Exercise ▸
Write out the data below in full, unchanged, minus the images.

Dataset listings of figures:
########################################
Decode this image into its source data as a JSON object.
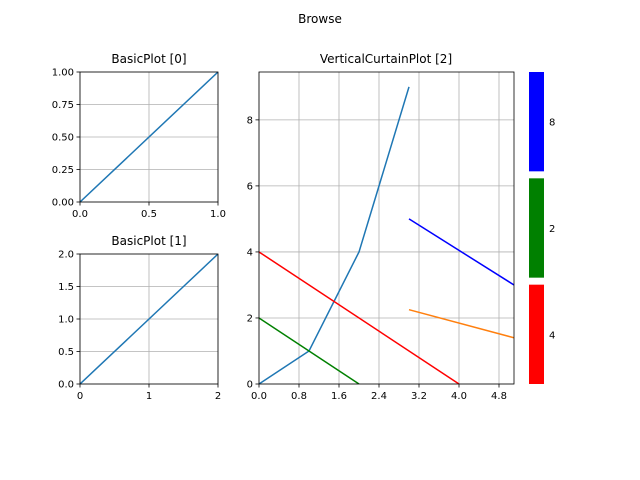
{
  "figure": {
    "title": "Browse"
  },
  "colors": {
    "line": "#1f77b4",
    "orange": "#ff7f0e",
    "red": "#ff0000",
    "green": "#008000",
    "blue": "#0000ff",
    "grid": "#b0b0b0"
  },
  "chart_data": [
    {
      "type": "line",
      "title": "BasicPlot [0]",
      "xlim": [
        0,
        1
      ],
      "ylim": [
        0,
        1
      ],
      "grid": true,
      "xticks": [
        0,
        0.5,
        1
      ],
      "xtick_labels": [
        "0.0",
        "0.5",
        "1.0"
      ],
      "yticks": [
        0,
        0.25,
        0.5,
        0.75,
        1
      ],
      "ytick_labels": [
        "0.00",
        "0.25",
        "0.50",
        "0.75",
        "1.00"
      ],
      "series": [
        {
          "color": "#1f77b4",
          "x": [
            0,
            1
          ],
          "y": [
            0,
            1
          ]
        }
      ]
    },
    {
      "type": "line",
      "title": "BasicPlot [1]",
      "xlim": [
        0,
        2
      ],
      "ylim": [
        0,
        2
      ],
      "grid": true,
      "xticks": [
        0,
        1,
        2
      ],
      "xtick_labels": [
        "0",
        "1",
        "2"
      ],
      "yticks": [
        0,
        0.5,
        1,
        1.5,
        2
      ],
      "ytick_labels": [
        "0.0",
        "0.5",
        "1.0",
        "1.5",
        "2.0"
      ],
      "series": [
        {
          "color": "#1f77b4",
          "x": [
            0,
            2
          ],
          "y": [
            0,
            2
          ]
        }
      ]
    },
    {
      "type": "line",
      "title": "VerticalCurtainPlot [2]",
      "xlim": [
        0,
        5.1
      ],
      "ylim": [
        0,
        9.45
      ],
      "grid": true,
      "xticks": [
        0,
        0.8,
        1.6,
        2.4,
        3.2,
        4.0,
        4.8
      ],
      "xtick_labels": [
        "0.0",
        "0.8",
        "1.6",
        "2.4",
        "3.2",
        "4.0",
        "4.8"
      ],
      "yticks": [
        0,
        2,
        4,
        6,
        8
      ],
      "ytick_labels": [
        "0",
        "2",
        "4",
        "6",
        "8"
      ],
      "series": [
        {
          "color": "#1f77b4",
          "x": [
            0,
            1,
            2,
            3
          ],
          "y": [
            0,
            1,
            4,
            9
          ]
        },
        {
          "color": "#ff7f0e",
          "x": [
            3,
            5.1
          ],
          "y": [
            2.25,
            1.4
          ]
        },
        {
          "color": "#ff0000",
          "x": [
            0,
            4
          ],
          "y": [
            4,
            0
          ]
        },
        {
          "color": "#008000",
          "x": [
            0,
            2
          ],
          "y": [
            2,
            0
          ]
        },
        {
          "color": "#0000ff",
          "x": [
            3,
            5.1
          ],
          "y": [
            5,
            3.0
          ]
        }
      ]
    }
  ],
  "colorbar": {
    "segments": [
      {
        "color": "#ff0000",
        "label": "4"
      },
      {
        "color": "#008000",
        "label": "2"
      },
      {
        "color": "#0000ff",
        "label": "8"
      }
    ]
  }
}
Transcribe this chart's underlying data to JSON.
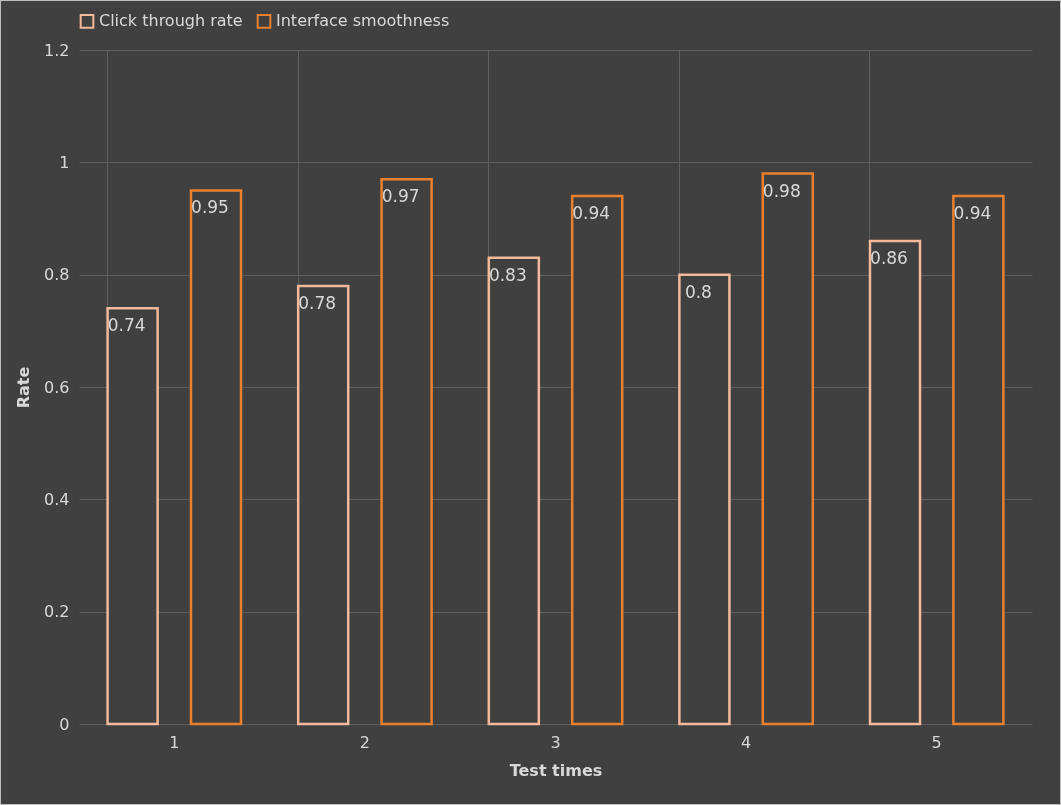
{
  "chart_data": {
    "type": "bar",
    "xlabel": "Test times",
    "ylabel": "Rate",
    "categories": [
      "1",
      "2",
      "3",
      "4",
      "5"
    ],
    "series": [
      {
        "name": "Click through rate",
        "color": "#f4b89a",
        "values": [
          0.74,
          0.78,
          0.83,
          0.8,
          0.86
        ]
      },
      {
        "name": "Interface smoothness",
        "color": "#e8802f",
        "values": [
          0.95,
          0.97,
          0.94,
          0.98,
          0.94
        ]
      }
    ],
    "ylim": [
      0,
      1.2
    ],
    "yticks": [
      0,
      0.2,
      0.4,
      0.6,
      0.8,
      1,
      1.2
    ],
    "grid": true,
    "legend": "top",
    "data_labels": true
  }
}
########################################
Solved exercise ▸
Decode this image into its source data as a JSON object.
{
  "figure": {
    "title": "Browse"
  },
  "colors": {
    "line": "#1f77b4",
    "orange": "#ff7f0e",
    "red": "#ff0000",
    "green": "#008000",
    "blue": "#0000ff",
    "grid": "#b0b0b0"
  },
  "chart_data": [
    {
      "type": "line",
      "title": "BasicPlot [0]",
      "xlim": [
        0,
        1
      ],
      "ylim": [
        0,
        1
      ],
      "grid": true,
      "xticks": [
        0,
        0.5,
        1
      ],
      "xtick_labels": [
        "0.0",
        "0.5",
        "1.0"
      ],
      "yticks": [
        0,
        0.25,
        0.5,
        0.75,
        1
      ],
      "ytick_labels": [
        "0.00",
        "0.25",
        "0.50",
        "0.75",
        "1.00"
      ],
      "series": [
        {
          "color": "#1f77b4",
          "x": [
            0,
            1
          ],
          "y": [
            0,
            1
          ]
        }
      ]
    },
    {
      "type": "line",
      "title": "BasicPlot [1]",
      "xlim": [
        0,
        2
      ],
      "ylim": [
        0,
        2
      ],
      "grid": true,
      "xticks": [
        0,
        1,
        2
      ],
      "xtick_labels": [
        "0",
        "1",
        "2"
      ],
      "yticks": [
        0,
        0.5,
        1,
        1.5,
        2
      ],
      "ytick_labels": [
        "0.0",
        "0.5",
        "1.0",
        "1.5",
        "2.0"
      ],
      "series": [
        {
          "color": "#1f77b4",
          "x": [
            0,
            2
          ],
          "y": [
            0,
            2
          ]
        }
      ]
    },
    {
      "type": "line",
      "title": "VerticalCurtainPlot [2]",
      "xlim": [
        0,
        5.1
      ],
      "ylim": [
        0,
        9.45
      ],
      "grid": true,
      "xticks": [
        0,
        0.8,
        1.6,
        2.4,
        3.2,
        4.0,
        4.8
      ],
      "xtick_labels": [
        "0.0",
        "0.8",
        "1.6",
        "2.4",
        "3.2",
        "4.0",
        "4.8"
      ],
      "yticks": [
        0,
        2,
        4,
        6,
        8
      ],
      "ytick_labels": [
        "0",
        "2",
        "4",
        "6",
        "8"
      ],
      "series": [
        {
          "color": "#1f77b4",
          "x": [
            0,
            1,
            2,
            3
          ],
          "y": [
            0,
            1,
            4,
            9
          ]
        },
        {
          "color": "#ff7f0e",
          "x": [
            3,
            5.1
          ],
          "y": [
            2.25,
            1.4
          ]
        },
        {
          "color": "#ff0000",
          "x": [
            0,
            4
          ],
          "y": [
            4,
            0
          ]
        },
        {
          "color": "#008000",
          "x": [
            0,
            2
          ],
          "y": [
            2,
            0
          ]
        },
        {
          "color": "#0000ff",
          "x": [
            3,
            5.1
          ],
          "y": [
            5,
            3.0
          ]
        }
      ]
    }
  ],
  "colorbar": {
    "segments": [
      {
        "color": "#ff0000",
        "label": "4"
      },
      {
        "color": "#008000",
        "label": "2"
      },
      {
        "color": "#0000ff",
        "label": "8"
      }
    ]
  }
}
Transcribe this chart's underlying data to JSON.
{
  "chart_data": {
    "type": "bar",
    "xlabel": "Test times",
    "ylabel": "Rate",
    "categories": [
      "1",
      "2",
      "3",
      "4",
      "5"
    ],
    "series": [
      {
        "name": "Click through rate",
        "color": "#f4b89a",
        "values": [
          0.74,
          0.78,
          0.83,
          0.8,
          0.86
        ]
      },
      {
        "name": "Interface smoothness",
        "color": "#e8802f",
        "values": [
          0.95,
          0.97,
          0.94,
          0.98,
          0.94
        ]
      }
    ],
    "ylim": [
      0,
      1.2
    ],
    "yticks": [
      0,
      0.2,
      0.4,
      0.6,
      0.8,
      1,
      1.2
    ],
    "grid": true,
    "legend": "top",
    "data_labels": true
  }
}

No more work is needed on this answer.